Saved entries
_____
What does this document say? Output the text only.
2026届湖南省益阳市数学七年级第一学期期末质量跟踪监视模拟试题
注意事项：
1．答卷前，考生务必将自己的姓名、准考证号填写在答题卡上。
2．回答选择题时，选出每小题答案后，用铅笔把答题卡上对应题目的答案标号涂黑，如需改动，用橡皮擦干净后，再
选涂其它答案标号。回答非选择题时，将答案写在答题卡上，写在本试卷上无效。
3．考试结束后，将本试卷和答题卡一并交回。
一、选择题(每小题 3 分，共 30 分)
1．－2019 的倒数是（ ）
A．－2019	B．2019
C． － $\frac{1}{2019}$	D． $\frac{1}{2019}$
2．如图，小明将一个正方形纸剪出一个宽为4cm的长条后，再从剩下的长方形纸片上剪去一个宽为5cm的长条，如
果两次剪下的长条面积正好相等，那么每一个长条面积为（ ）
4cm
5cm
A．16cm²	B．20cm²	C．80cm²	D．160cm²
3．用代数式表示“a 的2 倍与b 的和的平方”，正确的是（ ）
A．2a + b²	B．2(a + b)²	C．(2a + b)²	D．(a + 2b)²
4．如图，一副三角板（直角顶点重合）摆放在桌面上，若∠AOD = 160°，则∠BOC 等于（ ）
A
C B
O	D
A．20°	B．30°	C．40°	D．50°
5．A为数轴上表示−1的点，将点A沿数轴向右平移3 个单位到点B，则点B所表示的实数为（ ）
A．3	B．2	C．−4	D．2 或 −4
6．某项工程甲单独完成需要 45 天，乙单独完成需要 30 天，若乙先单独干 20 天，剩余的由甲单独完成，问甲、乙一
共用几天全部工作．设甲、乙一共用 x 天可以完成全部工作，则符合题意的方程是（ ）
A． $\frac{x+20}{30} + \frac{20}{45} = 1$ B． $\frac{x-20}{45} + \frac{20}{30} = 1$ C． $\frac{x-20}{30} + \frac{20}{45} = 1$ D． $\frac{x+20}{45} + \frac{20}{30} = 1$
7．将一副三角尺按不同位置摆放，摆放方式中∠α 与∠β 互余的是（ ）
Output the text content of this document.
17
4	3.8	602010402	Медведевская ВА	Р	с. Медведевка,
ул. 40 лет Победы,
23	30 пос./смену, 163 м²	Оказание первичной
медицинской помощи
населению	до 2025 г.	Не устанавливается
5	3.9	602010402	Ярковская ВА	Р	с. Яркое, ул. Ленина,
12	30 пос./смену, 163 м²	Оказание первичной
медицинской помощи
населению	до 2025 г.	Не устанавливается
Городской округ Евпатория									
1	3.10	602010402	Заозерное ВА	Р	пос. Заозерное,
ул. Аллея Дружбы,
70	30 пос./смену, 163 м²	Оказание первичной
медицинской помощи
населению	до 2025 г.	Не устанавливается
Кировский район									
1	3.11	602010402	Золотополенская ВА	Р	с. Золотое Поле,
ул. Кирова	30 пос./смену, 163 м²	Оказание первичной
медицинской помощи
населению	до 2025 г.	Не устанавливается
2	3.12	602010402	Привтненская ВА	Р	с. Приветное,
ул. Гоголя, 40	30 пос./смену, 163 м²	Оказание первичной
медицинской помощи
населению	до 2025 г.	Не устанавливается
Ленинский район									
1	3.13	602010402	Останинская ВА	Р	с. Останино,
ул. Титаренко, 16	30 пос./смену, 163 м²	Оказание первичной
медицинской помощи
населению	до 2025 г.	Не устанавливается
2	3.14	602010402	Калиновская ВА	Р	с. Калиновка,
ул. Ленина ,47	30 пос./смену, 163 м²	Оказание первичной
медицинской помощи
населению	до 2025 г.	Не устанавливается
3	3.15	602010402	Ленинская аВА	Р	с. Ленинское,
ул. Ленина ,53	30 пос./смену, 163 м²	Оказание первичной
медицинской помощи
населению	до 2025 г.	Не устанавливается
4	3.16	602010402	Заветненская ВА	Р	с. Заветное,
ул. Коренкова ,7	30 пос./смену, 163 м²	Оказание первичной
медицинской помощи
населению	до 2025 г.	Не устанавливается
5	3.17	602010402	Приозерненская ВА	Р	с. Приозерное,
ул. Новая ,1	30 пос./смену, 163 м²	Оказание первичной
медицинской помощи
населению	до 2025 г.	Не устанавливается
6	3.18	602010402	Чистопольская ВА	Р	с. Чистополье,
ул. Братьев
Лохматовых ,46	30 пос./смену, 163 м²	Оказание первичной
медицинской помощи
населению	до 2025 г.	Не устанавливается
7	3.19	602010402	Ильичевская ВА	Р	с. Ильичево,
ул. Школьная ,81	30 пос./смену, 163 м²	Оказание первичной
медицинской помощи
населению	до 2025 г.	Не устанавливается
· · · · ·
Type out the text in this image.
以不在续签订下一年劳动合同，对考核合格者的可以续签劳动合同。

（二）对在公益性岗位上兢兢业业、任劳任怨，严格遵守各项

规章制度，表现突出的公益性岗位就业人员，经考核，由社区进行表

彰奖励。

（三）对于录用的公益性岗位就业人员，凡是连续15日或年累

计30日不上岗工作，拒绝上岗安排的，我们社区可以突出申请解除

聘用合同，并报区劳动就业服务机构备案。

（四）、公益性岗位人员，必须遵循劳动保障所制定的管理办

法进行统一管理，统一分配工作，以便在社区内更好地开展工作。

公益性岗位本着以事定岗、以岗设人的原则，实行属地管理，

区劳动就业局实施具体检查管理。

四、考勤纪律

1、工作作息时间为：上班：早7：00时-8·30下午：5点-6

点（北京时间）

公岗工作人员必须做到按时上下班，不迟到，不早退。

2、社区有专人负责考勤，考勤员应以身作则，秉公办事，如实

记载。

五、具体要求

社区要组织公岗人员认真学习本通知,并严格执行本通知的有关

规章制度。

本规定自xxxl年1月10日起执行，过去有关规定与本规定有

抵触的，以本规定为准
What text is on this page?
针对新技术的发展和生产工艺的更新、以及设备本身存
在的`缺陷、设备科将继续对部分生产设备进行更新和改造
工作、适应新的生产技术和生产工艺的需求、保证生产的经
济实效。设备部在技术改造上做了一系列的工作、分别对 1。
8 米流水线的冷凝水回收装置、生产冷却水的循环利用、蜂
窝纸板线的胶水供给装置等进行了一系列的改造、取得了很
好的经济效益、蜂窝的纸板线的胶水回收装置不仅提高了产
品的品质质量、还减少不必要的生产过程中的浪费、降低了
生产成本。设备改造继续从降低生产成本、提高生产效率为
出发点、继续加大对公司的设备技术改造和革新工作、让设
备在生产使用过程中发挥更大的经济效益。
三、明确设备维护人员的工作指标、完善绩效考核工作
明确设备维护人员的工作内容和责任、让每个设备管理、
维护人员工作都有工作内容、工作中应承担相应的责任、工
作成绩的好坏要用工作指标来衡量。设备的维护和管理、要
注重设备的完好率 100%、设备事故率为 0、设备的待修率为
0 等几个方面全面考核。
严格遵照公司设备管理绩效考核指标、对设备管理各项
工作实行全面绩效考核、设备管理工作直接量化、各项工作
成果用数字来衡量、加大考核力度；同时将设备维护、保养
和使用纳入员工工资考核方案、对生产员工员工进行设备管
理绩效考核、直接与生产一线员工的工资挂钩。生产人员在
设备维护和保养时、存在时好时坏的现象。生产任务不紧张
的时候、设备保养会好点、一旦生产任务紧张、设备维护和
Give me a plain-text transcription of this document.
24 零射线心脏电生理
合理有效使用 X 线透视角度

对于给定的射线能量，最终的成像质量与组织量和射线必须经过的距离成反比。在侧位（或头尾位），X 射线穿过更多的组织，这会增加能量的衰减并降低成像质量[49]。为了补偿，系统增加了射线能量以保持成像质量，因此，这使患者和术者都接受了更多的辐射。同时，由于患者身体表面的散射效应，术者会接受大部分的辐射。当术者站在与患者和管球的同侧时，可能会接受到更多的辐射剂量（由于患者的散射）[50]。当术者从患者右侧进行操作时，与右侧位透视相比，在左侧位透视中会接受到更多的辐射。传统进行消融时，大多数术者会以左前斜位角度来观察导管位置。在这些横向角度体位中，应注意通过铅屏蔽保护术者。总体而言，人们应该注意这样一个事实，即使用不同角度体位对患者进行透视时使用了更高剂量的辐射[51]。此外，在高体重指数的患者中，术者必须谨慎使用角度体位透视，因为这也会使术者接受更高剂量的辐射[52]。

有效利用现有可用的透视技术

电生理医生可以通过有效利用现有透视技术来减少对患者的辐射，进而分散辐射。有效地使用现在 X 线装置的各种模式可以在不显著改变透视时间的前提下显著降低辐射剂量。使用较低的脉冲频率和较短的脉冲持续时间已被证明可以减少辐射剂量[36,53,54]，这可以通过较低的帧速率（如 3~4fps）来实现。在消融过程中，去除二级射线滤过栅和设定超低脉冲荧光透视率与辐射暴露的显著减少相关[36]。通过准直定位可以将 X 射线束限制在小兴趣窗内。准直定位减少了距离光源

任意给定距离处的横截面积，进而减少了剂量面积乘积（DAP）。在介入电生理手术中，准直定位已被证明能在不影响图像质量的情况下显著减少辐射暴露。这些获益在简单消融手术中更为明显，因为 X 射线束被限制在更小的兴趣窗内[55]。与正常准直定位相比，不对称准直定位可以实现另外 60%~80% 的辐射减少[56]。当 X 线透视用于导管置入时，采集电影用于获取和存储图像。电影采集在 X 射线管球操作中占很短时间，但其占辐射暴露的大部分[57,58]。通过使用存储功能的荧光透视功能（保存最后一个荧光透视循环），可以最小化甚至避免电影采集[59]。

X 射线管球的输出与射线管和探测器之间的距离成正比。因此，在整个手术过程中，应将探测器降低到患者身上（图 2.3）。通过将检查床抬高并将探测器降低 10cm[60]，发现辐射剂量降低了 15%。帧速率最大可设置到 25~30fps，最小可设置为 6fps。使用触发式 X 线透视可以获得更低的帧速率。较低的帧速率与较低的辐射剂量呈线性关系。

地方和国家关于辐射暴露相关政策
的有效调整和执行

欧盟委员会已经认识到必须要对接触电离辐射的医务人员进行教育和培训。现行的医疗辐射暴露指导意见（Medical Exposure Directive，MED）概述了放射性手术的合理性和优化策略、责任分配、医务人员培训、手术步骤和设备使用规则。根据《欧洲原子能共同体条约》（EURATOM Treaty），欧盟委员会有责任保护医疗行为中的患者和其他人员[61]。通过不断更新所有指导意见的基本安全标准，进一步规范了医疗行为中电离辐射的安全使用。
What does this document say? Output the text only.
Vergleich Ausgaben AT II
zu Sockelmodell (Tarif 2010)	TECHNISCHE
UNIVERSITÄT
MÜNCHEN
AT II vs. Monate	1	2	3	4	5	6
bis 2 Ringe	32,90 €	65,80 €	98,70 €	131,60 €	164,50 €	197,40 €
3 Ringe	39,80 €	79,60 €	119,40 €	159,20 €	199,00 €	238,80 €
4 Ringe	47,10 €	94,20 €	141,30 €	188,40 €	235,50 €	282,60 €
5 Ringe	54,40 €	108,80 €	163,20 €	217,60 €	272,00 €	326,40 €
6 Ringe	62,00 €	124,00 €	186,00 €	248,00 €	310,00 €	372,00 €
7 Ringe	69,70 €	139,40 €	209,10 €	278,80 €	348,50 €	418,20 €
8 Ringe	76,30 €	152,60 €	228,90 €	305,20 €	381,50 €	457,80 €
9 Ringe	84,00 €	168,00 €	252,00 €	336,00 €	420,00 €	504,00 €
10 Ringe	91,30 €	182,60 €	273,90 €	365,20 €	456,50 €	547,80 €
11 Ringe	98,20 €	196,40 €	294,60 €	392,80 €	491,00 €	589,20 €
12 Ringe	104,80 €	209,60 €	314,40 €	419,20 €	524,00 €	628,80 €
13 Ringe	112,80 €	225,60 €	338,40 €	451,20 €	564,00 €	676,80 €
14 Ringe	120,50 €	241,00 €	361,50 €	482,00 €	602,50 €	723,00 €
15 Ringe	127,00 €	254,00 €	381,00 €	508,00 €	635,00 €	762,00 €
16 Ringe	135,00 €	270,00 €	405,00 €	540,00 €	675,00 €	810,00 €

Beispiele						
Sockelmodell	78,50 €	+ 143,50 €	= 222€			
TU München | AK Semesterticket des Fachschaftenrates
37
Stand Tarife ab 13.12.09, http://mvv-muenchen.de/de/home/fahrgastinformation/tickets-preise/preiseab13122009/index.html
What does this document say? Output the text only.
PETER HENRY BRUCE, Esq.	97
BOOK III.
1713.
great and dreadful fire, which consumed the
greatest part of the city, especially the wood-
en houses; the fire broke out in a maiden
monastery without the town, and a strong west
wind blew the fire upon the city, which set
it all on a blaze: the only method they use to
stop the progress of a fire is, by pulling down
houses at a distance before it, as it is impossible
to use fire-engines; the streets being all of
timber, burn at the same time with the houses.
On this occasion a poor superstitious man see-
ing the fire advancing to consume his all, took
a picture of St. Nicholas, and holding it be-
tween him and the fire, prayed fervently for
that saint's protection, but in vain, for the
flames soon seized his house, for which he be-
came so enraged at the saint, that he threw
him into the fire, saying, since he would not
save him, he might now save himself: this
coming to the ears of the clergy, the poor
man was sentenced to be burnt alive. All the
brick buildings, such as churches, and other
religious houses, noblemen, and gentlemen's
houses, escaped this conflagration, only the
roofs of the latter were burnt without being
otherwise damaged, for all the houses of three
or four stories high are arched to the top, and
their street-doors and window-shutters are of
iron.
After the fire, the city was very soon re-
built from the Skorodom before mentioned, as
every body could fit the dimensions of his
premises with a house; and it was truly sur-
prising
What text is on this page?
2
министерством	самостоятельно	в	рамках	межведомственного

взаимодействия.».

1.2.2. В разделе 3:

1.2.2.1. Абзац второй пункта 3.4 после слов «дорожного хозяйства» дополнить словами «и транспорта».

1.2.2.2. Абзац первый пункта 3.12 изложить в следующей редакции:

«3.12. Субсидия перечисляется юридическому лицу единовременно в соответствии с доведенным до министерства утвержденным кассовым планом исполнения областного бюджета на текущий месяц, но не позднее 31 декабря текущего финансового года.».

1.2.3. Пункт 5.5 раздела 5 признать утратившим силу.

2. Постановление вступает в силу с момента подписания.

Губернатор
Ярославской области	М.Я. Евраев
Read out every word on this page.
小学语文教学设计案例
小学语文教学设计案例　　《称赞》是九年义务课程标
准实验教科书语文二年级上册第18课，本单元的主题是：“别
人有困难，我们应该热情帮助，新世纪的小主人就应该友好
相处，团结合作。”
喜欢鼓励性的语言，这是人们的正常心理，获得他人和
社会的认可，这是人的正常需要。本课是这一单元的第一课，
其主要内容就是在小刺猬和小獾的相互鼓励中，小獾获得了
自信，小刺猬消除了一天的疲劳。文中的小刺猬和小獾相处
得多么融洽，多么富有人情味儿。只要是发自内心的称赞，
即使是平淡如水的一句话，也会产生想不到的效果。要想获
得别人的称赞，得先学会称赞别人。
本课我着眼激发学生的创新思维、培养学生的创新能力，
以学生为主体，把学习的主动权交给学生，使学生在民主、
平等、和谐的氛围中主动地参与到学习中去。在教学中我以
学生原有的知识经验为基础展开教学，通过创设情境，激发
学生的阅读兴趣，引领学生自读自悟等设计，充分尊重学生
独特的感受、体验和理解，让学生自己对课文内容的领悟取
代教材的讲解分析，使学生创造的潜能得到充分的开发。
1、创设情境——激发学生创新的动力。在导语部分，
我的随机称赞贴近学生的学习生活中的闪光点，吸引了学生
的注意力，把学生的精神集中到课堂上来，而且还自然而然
_____
### REQUIRED TASK
Where a line in the entries holds the word "before", copy that line.

### EXERCISE ANSWER
houses at a distance before it, as it is impossible
built from the Skorodom before mentioned, as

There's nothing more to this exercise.